| DO THIS |
The listing below is the input. Say how many of its lines contain "mean", giving the number alone.

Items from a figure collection
#####

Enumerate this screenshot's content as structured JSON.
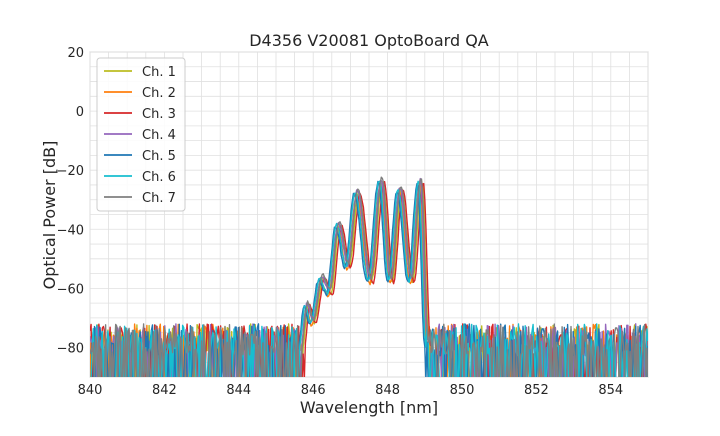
{
  "chart_data": {
    "type": "line",
    "title": "D4356 V20081 OptoBoard QA",
    "xlabel": "Wavelength [nm]",
    "ylabel": "Optical Power [dB]",
    "xlim": [
      840,
      855
    ],
    "ylim": [
      -90,
      20
    ],
    "xticks": [
      840,
      842,
      844,
      846,
      848,
      850,
      852,
      854
    ],
    "yticks": [
      20,
      0,
      -20,
      -40,
      -60,
      -80
    ],
    "grid": true,
    "legend_position": "upper-left",
    "series": [
      {
        "name": "Ch. 1",
        "color": "#bcbd22",
        "shift": 0.12,
        "peak_offset": 0.5
      },
      {
        "name": "Ch. 2",
        "color": "#ff7f0e",
        "shift": 0.06,
        "peak_offset": -0.5
      },
      {
        "name": "Ch. 3",
        "color": "#d62728",
        "shift": 0.16,
        "peak_offset": 0.0
      },
      {
        "name": "Ch. 4",
        "color": "#9467bd",
        "shift": 0.08,
        "peak_offset": 1.0
      },
      {
        "name": "Ch. 5",
        "color": "#1f77b4",
        "shift": 0.0,
        "peak_offset": 0.0
      },
      {
        "name": "Ch. 6",
        "color": "#17becf",
        "shift": 0.03,
        "peak_offset": 0.5
      },
      {
        "name": "Ch. 7",
        "color": "#7f7f7f",
        "shift": 0.1,
        "peak_offset": 1.5
      }
    ],
    "envelope": {
      "noise_floor_db": -90,
      "noise_max_db": -72,
      "band_start_nm": 845.6,
      "band_end_nm": 849.0,
      "peaks": [
        {
          "x": 845.75,
          "y": -66
        },
        {
          "x": 846.15,
          "y": -57
        },
        {
          "x": 846.6,
          "y": -39
        },
        {
          "x": 847.1,
          "y": -28
        },
        {
          "x": 847.75,
          "y": -24
        },
        {
          "x": 848.25,
          "y": -27
        },
        {
          "x": 848.8,
          "y": -24
        }
      ],
      "valleys": [
        {
          "x": 845.9,
          "y": -72
        },
        {
          "x": 846.35,
          "y": -62
        },
        {
          "x": 846.85,
          "y": -53
        },
        {
          "x": 847.45,
          "y": -58
        },
        {
          "x": 848.0,
          "y": -58
        },
        {
          "x": 848.55,
          "y": -58
        }
      ]
    }
  }
}
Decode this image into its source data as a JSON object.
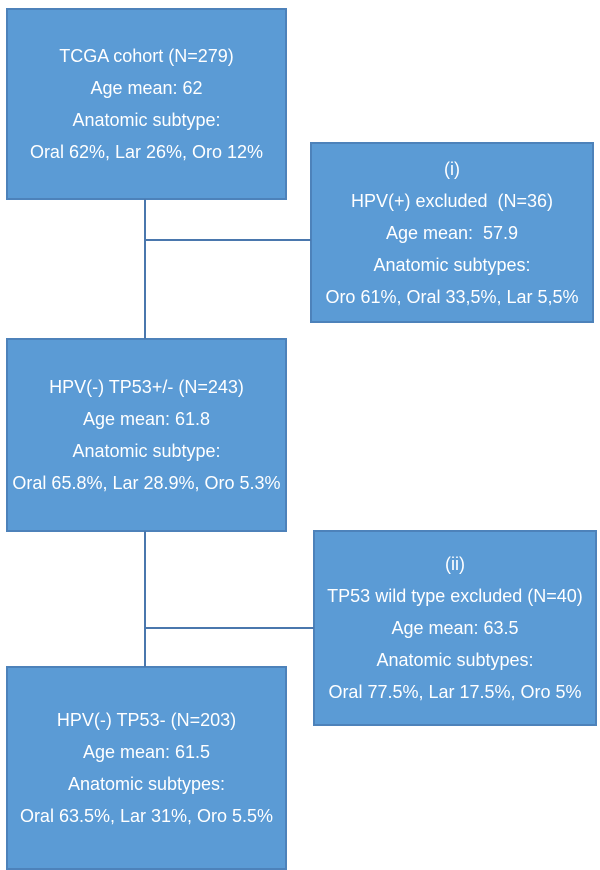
{
  "figure": {
    "type": "flowchart",
    "background": "#ffffff",
    "node_fill": "#5b9bd5",
    "node_border": "#4d82ba",
    "connector_color": "#4a77ad",
    "text_color": "#ffffff"
  },
  "nodes": {
    "tcga": {
      "lines": [
        "TCGA cohort (N=279)",
        "Age mean: 62",
        "Anatomic subtype:",
        "Oral 62%, Lar 26%, Oro 12%"
      ]
    },
    "excluded_i": {
      "lines": [
        "(i)",
        "HPV(+) excluded  (N=36)",
        "Age mean:  57.9",
        "Anatomic subtypes:",
        "Oro 61%, Oral 33,5%, Lar 5,5%"
      ]
    },
    "hpv_neg_tp53_any": {
      "lines": [
        "HPV(-) TP53+/- (N=243)",
        "Age mean: 61.8",
        "Anatomic subtype:",
        "Oral 65.8%, Lar 28.9%, Oro 5.3%"
      ]
    },
    "excluded_ii": {
      "lines": [
        "(ii)",
        "TP53 wild type excluded (N=40)",
        "Age mean: 63.5",
        "Anatomic subtypes:",
        "Oral 77.5%, Lar 17.5%, Oro 5%"
      ]
    },
    "hpv_neg_tp53_mut": {
      "lines": [
        "HPV(-) TP53- (N=203)",
        "Age mean: 61.5",
        "Anatomic subtypes:",
        "Oral 63.5%, Lar 31%, Oro 5.5%"
      ]
    }
  }
}
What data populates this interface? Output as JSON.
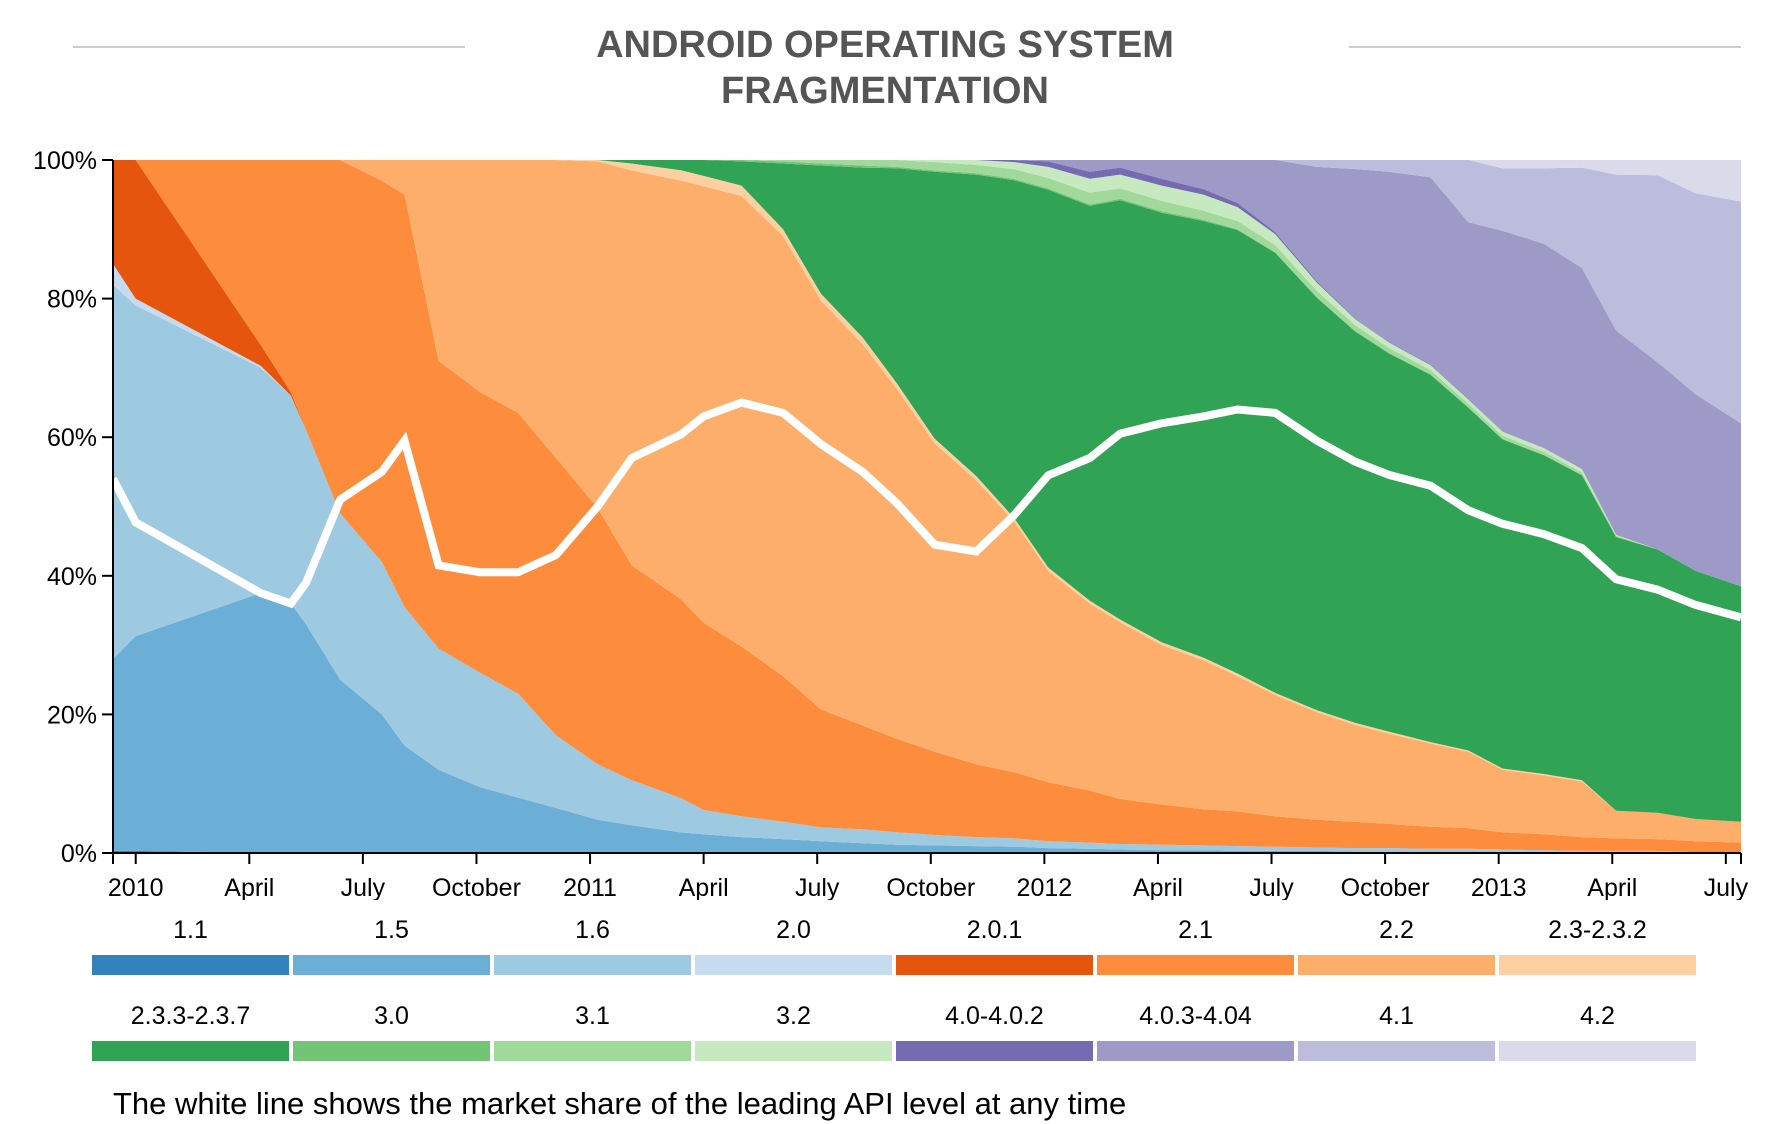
{
  "chart_data": {
    "type": "area",
    "stacked": true,
    "normalized": true,
    "title_lines": [
      "ANDROID OPERATING SYSTEM",
      "FRAGMENTATION"
    ],
    "note": "The white line shows the market share of the leading API level at any time",
    "xlabel": "",
    "ylabel": "",
    "ylim": [
      0,
      100
    ],
    "xlim_months_since_jan_2010": [
      -0.6,
      42.4
    ],
    "y_ticks": [
      "0%",
      "20%",
      "40%",
      "60%",
      "80%",
      "100%"
    ],
    "y_tick_values": [
      0,
      20,
      40,
      60,
      80,
      100
    ],
    "x_ticks": [
      {
        "label": "2010",
        "month": 0
      },
      {
        "label": "April",
        "month": 3
      },
      {
        "label": "July",
        "month": 6
      },
      {
        "label": "October",
        "month": 9
      },
      {
        "label": "2011",
        "month": 12
      },
      {
        "label": "April",
        "month": 15
      },
      {
        "label": "July",
        "month": 18
      },
      {
        "label": "October",
        "month": 21
      },
      {
        "label": "2012",
        "month": 24
      },
      {
        "label": "April",
        "month": 27
      },
      {
        "label": "July",
        "month": 30
      },
      {
        "label": "October",
        "month": 33
      },
      {
        "label": "2013",
        "month": 36
      },
      {
        "label": "April",
        "month": 39
      },
      {
        "label": "July",
        "month": 42
      }
    ],
    "x_months": [
      -0.6,
      0,
      3.3,
      4.1,
      4.5,
      5.4,
      6.5,
      7.1,
      8,
      9.1,
      10.1,
      11.1,
      12.2,
      13.1,
      14.4,
      15,
      16,
      17.1,
      18.1,
      19.2,
      20.1,
      21.1,
      22.2,
      23.2,
      24.1,
      25.2,
      26,
      27.1,
      28.2,
      29.1,
      30.1,
      31.2,
      32.2,
      33.1,
      34.2,
      35.2,
      36.1,
      37.2,
      38.2,
      39.1,
      40.2,
      41.2,
      42.4
    ],
    "series": [
      {
        "name": "1.1",
        "color": "#3182bd",
        "values": [
          0.3,
          0.3,
          0,
          0,
          0,
          0,
          0,
          0,
          0,
          0,
          0,
          0,
          0,
          0,
          0,
          0,
          0,
          0,
          0,
          0,
          0,
          0,
          0,
          0,
          0,
          0,
          0,
          0,
          0,
          0,
          0,
          0,
          0,
          0,
          0,
          0,
          0,
          0,
          0,
          0,
          0,
          0,
          0
        ]
      },
      {
        "name": "1.5",
        "color": "#6baed6",
        "values": [
          27.7,
          31,
          37.5,
          36,
          33,
          25,
          20,
          15.5,
          12,
          9.5,
          8,
          6.5,
          4.8,
          4,
          3,
          2.7,
          2.3,
          2,
          1.7,
          1.4,
          1.2,
          1.1,
          1,
          0.9,
          0.7,
          0.6,
          0.5,
          0.4,
          0.4,
          0.3,
          0.3,
          0.3,
          0.2,
          0.2,
          0.2,
          0.2,
          0.2,
          0.1,
          0.1,
          0.1,
          0.1,
          0,
          0
        ]
      },
      {
        "name": "1.6",
        "color": "#9ecae1",
        "values": [
          54,
          47.7,
          32.5,
          30,
          28,
          24,
          22,
          20,
          17.5,
          16.5,
          15,
          10.5,
          8,
          6.5,
          5,
          3.5,
          3,
          2.5,
          2,
          2,
          1.8,
          1.5,
          1.3,
          1.2,
          1,
          0.9,
          0.8,
          0.8,
          0.7,
          0.7,
          0.6,
          0.5,
          0.5,
          0.5,
          0.4,
          0.4,
          0.3,
          0.3,
          0.2,
          0.2,
          0.2,
          0.1,
          0
        ]
      },
      {
        "name": "2.0",
        "color": "#c6dbef",
        "values": [
          3,
          1,
          0.3,
          0,
          0,
          0,
          0,
          0,
          0,
          0,
          0,
          0,
          0,
          0,
          0,
          0,
          0,
          0,
          0,
          0,
          0,
          0,
          0,
          0,
          0,
          0,
          0,
          0,
          0,
          0,
          0,
          0,
          0,
          0,
          0,
          0,
          0,
          0,
          0,
          0,
          0,
          0,
          0
        ]
      },
      {
        "name": "2.0.1",
        "color": "#e6550d",
        "values": [
          15,
          20,
          3,
          0.5,
          0,
          0,
          0,
          0,
          0,
          0,
          0,
          0,
          0,
          0,
          0,
          0,
          0,
          0,
          0,
          0,
          0,
          0,
          0,
          0,
          0,
          0,
          0,
          0,
          0,
          0,
          0,
          0,
          0,
          0,
          0,
          0,
          0,
          0,
          0,
          0,
          0,
          0,
          0
        ]
      },
      {
        "name": "2.1",
        "color": "#fd8d3c",
        "values": [
          0,
          0,
          26.7,
          33.5,
          39,
          51,
          55,
          59.5,
          41.5,
          40.5,
          40.5,
          40,
          37,
          31,
          29,
          27,
          24.5,
          21,
          17,
          15,
          13.5,
          12,
          10.5,
          9.5,
          8.5,
          7.5,
          6.5,
          5.8,
          5.2,
          5,
          4.4,
          4,
          3.8,
          3.5,
          3.2,
          3,
          2.5,
          2.3,
          2,
          1.8,
          1.7,
          1.6,
          1.5
        ]
      },
      {
        "name": "2.2",
        "color": "#fdae6b",
        "values": [
          0,
          0,
          0,
          0,
          0,
          0,
          3,
          5,
          29,
          33.5,
          36.5,
          43,
          50,
          57,
          61,
          63,
          65,
          63.5,
          59,
          55,
          50.5,
          44.5,
          41,
          36,
          30.5,
          27,
          25.5,
          23,
          21.5,
          19.5,
          17.5,
          15.5,
          14,
          13,
          12,
          11,
          9,
          8.5,
          8,
          4,
          3.8,
          3.2,
          3
        ]
      },
      {
        "name": "2.3-2.3.2",
        "color": "#fdd0a2",
        "values": [
          0,
          0,
          0,
          0,
          0,
          0,
          0,
          0,
          0,
          0,
          0,
          0,
          0.2,
          1,
          1.5,
          1.5,
          1.5,
          1,
          1,
          1,
          0.8,
          0.7,
          0.6,
          0.5,
          0.5,
          0.4,
          0.4,
          0.4,
          0.4,
          0.4,
          0.3,
          0.3,
          0.3,
          0.3,
          0.2,
          0.2,
          0.2,
          0.2,
          0.2,
          0,
          0,
          0,
          0
        ]
      },
      {
        "name": "2.3.3-2.3.7",
        "color": "#31a354",
        "values": [
          0,
          0,
          0,
          0,
          0,
          0,
          0,
          0,
          0,
          0,
          0,
          0,
          0,
          0.5,
          1.5,
          2.3,
          3.5,
          9.5,
          18.5,
          24.5,
          31,
          38.5,
          43.5,
          48.5,
          54.5,
          57,
          60.5,
          62,
          63,
          64,
          63.5,
          59.5,
          56.5,
          54.5,
          53,
          49.5,
          47.5,
          46,
          44,
          39.5,
          38,
          35.8,
          34
        ]
      },
      {
        "name": "3.0",
        "color": "#74c476",
        "values": [
          0,
          0,
          0,
          0,
          0,
          0,
          0,
          0,
          0,
          0,
          0,
          0,
          0,
          0,
          0,
          0,
          0.2,
          0.3,
          0.3,
          0.3,
          0.2,
          0.2,
          0.2,
          0.2,
          0.2,
          0.2,
          0.2,
          0.2,
          0.2,
          0.1,
          0.1,
          0.1,
          0.1,
          0.1,
          0.1,
          0.1,
          0,
          0,
          0,
          0,
          0,
          0,
          0
        ]
      },
      {
        "name": "3.1",
        "color": "#a1d99b",
        "values": [
          0,
          0,
          0,
          0,
          0,
          0,
          0,
          0,
          0,
          0,
          0,
          0,
          0,
          0,
          0,
          0,
          0,
          0.2,
          0.5,
          0.8,
          1,
          1.2,
          1.2,
          1.4,
          1.5,
          1.7,
          1.5,
          1.5,
          1.3,
          1.2,
          1,
          0.9,
          0.8,
          0.7,
          0.6,
          0.5,
          0.5,
          0.5,
          0.4,
          0.2,
          0,
          0,
          0
        ]
      },
      {
        "name": "3.2",
        "color": "#c7e9c0",
        "values": [
          0,
          0,
          0,
          0,
          0,
          0,
          0,
          0,
          0,
          0,
          0,
          0,
          0,
          0,
          0,
          0,
          0,
          0,
          0,
          0,
          0,
          0.3,
          0.7,
          1,
          1.6,
          2,
          2,
          2.2,
          2.3,
          2,
          1.6,
          1.2,
          0.9,
          0.8,
          0.7,
          0.6,
          0.6,
          0.5,
          0.5,
          0.1,
          0,
          0,
          0
        ]
      },
      {
        "name": "4.0-4.0.2",
        "color": "#756bb1",
        "values": [
          0,
          0,
          0,
          0,
          0,
          0,
          0,
          0,
          0,
          0,
          0,
          0,
          0,
          0,
          0,
          0,
          0,
          0,
          0,
          0,
          0,
          0,
          0,
          0.3,
          0.8,
          1,
          1,
          1,
          0.8,
          0.6,
          0.3,
          0.2,
          0.1,
          0.1,
          0.1,
          0.1,
          0,
          0,
          0,
          0,
          0,
          0,
          0
        ]
      },
      {
        "name": "4.0.3-4.04",
        "color": "#9e9ac8",
        "values": [
          0,
          0,
          0,
          0,
          0,
          0,
          0,
          0,
          0,
          0,
          0,
          0,
          0,
          0,
          0,
          0,
          0,
          0,
          0,
          0,
          0,
          0,
          0,
          0,
          0.2,
          1.7,
          1.1,
          2.7,
          4.2,
          6.2,
          10.4,
          16.5,
          21.5,
          24.5,
          27,
          25.5,
          29,
          29.5,
          29,
          29.5,
          27,
          25.5,
          23.5
        ]
      },
      {
        "name": "4.1",
        "color": "#bcbddc",
        "values": [
          0,
          0,
          0,
          0,
          0,
          0,
          0,
          0,
          0,
          0,
          0,
          0,
          0,
          0,
          0,
          0,
          0,
          0,
          0,
          0,
          0,
          0,
          0,
          0,
          0,
          0,
          0,
          0,
          0,
          0,
          0,
          1,
          1.3,
          1.7,
          2.5,
          9,
          9,
          10.9,
          14.5,
          22.5,
          27,
          29,
          32
        ]
      },
      {
        "name": "4.2",
        "color": "#dadaeb",
        "values": [
          0,
          0,
          0,
          0,
          0,
          0,
          0,
          0,
          0,
          0,
          0,
          0,
          0,
          0,
          0,
          0,
          0,
          0,
          0,
          0,
          0,
          0,
          0,
          0,
          0,
          0,
          0,
          0,
          0,
          0,
          0,
          0,
          0,
          0,
          0,
          0,
          1.2,
          1.2,
          1.1,
          2.1,
          2.2,
          4.8,
          6
        ]
      }
    ],
    "leading_share_line": {
      "color": "#ffffff",
      "description": "max share among versions at each date"
    },
    "legend_position": "bottom"
  }
}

#####

| REPLY TO THE EXERCISE |
5